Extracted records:
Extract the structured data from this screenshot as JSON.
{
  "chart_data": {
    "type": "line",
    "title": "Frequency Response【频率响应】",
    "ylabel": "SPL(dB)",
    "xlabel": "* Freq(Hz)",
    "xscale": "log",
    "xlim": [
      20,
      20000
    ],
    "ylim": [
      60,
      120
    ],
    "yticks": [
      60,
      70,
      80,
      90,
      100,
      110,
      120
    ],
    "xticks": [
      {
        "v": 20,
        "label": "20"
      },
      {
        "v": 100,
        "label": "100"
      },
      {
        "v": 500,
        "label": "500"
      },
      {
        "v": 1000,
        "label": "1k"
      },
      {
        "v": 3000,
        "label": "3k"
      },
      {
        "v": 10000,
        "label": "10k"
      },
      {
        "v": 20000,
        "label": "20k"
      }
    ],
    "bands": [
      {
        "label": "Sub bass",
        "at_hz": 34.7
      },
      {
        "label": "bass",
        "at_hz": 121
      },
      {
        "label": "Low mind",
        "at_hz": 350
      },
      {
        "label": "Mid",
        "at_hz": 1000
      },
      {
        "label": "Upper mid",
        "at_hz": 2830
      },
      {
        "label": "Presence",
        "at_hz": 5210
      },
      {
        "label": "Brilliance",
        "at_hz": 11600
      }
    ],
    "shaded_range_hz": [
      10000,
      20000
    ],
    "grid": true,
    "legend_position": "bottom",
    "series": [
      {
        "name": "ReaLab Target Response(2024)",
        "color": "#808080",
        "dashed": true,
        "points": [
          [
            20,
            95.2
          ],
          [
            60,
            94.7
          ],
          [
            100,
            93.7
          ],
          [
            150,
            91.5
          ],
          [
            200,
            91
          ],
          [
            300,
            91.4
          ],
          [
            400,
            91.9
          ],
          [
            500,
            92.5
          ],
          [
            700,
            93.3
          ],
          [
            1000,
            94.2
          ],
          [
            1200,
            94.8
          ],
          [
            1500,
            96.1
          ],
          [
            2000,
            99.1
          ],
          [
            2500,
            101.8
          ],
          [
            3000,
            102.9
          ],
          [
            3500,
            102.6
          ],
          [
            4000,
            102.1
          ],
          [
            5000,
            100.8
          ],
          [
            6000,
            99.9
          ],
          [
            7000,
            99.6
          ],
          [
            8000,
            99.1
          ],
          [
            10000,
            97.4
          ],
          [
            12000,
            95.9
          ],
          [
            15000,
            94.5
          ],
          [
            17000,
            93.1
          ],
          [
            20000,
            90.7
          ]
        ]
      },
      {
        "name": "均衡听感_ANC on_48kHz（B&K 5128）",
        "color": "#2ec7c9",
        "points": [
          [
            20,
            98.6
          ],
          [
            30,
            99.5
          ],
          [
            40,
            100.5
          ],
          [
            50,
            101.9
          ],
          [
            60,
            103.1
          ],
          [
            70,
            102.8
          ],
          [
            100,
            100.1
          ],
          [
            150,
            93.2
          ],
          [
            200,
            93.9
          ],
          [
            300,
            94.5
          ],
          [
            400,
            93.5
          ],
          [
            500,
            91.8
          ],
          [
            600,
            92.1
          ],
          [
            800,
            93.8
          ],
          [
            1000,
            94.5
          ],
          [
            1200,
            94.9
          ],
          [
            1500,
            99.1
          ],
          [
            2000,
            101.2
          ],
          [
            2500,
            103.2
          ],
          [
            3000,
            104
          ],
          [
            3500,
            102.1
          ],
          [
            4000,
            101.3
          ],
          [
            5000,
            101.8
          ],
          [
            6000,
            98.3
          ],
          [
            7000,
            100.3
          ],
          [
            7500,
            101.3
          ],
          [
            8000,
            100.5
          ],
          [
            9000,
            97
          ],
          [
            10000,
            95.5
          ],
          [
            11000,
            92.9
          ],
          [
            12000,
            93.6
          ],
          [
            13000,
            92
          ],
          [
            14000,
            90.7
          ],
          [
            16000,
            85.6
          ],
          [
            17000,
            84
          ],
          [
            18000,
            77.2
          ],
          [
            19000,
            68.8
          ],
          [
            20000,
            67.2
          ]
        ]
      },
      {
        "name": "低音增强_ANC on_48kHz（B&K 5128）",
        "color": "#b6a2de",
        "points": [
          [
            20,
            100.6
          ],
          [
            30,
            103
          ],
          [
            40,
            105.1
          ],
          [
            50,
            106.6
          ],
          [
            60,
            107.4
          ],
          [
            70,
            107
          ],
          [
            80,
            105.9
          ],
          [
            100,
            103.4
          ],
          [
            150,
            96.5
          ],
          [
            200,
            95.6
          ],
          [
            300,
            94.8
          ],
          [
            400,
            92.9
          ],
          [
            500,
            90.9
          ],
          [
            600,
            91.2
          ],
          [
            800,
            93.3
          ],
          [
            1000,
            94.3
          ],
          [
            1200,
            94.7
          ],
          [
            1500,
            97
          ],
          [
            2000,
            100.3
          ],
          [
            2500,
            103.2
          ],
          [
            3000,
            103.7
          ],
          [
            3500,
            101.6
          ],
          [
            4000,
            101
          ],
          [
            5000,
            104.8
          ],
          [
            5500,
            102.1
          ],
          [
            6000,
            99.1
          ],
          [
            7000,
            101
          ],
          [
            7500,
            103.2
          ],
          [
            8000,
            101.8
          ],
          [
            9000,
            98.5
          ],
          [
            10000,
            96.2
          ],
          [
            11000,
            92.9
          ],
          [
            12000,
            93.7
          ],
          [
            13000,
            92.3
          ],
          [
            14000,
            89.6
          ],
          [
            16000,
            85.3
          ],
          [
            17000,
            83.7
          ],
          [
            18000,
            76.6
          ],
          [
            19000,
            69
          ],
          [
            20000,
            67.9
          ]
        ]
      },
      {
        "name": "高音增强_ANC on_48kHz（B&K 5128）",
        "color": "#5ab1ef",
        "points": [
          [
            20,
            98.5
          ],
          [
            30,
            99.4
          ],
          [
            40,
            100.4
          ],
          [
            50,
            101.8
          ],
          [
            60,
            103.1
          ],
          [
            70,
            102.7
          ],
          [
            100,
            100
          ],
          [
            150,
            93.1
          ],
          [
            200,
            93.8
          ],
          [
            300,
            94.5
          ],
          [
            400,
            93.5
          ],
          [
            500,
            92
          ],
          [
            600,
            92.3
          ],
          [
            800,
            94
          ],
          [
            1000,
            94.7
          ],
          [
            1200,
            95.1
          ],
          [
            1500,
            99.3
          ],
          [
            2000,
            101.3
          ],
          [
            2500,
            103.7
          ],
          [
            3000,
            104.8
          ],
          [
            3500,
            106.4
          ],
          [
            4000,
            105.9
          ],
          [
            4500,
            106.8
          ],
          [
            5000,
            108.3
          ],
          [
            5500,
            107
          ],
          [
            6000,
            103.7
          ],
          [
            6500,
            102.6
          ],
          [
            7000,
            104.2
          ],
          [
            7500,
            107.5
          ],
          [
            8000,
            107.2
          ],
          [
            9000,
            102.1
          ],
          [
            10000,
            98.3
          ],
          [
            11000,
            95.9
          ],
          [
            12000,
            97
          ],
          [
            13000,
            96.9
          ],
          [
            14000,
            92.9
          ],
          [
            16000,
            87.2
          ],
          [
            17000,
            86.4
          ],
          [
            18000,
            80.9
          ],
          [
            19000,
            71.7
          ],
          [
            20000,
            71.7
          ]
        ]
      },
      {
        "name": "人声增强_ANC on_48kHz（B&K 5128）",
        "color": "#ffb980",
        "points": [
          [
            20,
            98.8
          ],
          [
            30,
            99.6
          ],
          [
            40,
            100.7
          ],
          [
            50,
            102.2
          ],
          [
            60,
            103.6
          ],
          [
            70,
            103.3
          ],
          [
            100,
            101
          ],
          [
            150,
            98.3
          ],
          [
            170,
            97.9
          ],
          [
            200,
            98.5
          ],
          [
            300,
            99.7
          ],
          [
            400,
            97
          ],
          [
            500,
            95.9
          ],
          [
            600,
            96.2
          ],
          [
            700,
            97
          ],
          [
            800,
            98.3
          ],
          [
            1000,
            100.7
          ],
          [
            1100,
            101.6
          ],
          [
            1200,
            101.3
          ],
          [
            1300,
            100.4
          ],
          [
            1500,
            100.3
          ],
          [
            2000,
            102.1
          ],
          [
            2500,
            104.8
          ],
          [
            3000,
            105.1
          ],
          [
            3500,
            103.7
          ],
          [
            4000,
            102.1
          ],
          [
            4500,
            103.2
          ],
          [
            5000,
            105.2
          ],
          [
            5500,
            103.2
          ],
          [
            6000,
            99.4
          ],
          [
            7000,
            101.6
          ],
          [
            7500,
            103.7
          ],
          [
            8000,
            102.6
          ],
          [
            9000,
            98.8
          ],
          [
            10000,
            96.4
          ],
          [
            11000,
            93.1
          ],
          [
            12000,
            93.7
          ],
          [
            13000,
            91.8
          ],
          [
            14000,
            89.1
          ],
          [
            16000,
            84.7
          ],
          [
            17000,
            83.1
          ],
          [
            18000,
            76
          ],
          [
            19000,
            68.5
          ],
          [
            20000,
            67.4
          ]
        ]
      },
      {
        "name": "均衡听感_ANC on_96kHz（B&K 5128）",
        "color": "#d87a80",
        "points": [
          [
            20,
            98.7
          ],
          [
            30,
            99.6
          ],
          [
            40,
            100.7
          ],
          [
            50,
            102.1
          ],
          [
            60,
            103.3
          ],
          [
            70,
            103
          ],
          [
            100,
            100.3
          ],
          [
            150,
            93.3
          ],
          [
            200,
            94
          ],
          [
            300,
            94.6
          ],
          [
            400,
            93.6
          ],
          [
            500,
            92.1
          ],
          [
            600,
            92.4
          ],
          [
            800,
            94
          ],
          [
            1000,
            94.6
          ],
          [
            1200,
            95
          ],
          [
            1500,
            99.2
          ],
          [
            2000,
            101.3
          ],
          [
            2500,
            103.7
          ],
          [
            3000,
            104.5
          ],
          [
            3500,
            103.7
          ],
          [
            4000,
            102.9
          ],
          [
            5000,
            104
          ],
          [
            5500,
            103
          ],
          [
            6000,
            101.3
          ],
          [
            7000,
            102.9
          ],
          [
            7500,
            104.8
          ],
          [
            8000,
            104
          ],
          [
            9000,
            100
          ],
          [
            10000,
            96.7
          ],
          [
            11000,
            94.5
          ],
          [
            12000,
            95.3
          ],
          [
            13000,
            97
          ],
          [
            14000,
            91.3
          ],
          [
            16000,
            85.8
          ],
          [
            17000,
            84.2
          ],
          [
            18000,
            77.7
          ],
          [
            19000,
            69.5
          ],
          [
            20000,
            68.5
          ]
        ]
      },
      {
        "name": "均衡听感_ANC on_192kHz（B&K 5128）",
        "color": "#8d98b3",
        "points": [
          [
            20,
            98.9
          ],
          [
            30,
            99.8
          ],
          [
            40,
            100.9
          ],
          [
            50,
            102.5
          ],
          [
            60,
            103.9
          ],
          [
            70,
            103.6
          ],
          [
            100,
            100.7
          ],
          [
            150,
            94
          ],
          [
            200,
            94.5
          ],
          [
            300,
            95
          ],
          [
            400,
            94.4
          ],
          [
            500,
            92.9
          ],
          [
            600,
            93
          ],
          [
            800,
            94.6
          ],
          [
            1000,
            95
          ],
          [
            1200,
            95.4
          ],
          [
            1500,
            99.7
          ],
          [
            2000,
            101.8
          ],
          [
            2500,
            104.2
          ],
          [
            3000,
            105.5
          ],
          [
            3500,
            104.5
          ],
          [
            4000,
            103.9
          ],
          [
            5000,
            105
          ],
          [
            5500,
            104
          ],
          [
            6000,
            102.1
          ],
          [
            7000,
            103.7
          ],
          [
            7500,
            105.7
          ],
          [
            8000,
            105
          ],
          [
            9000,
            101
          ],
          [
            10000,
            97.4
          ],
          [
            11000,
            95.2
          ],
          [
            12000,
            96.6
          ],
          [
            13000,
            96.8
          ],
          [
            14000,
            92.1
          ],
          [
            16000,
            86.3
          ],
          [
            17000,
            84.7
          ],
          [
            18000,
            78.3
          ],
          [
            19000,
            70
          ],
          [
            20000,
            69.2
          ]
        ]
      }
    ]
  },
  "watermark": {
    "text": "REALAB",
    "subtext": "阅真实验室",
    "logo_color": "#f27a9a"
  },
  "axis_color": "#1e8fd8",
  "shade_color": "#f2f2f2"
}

** WHAT THIS TASK INVOLVES **
Identify every line above with the string "Response" in it. Copy those lines.

** EXPECTED OUTPUT **
    "title": "Frequency Response【频率响应】",
        "name": "ReaLab Target Response(2024)",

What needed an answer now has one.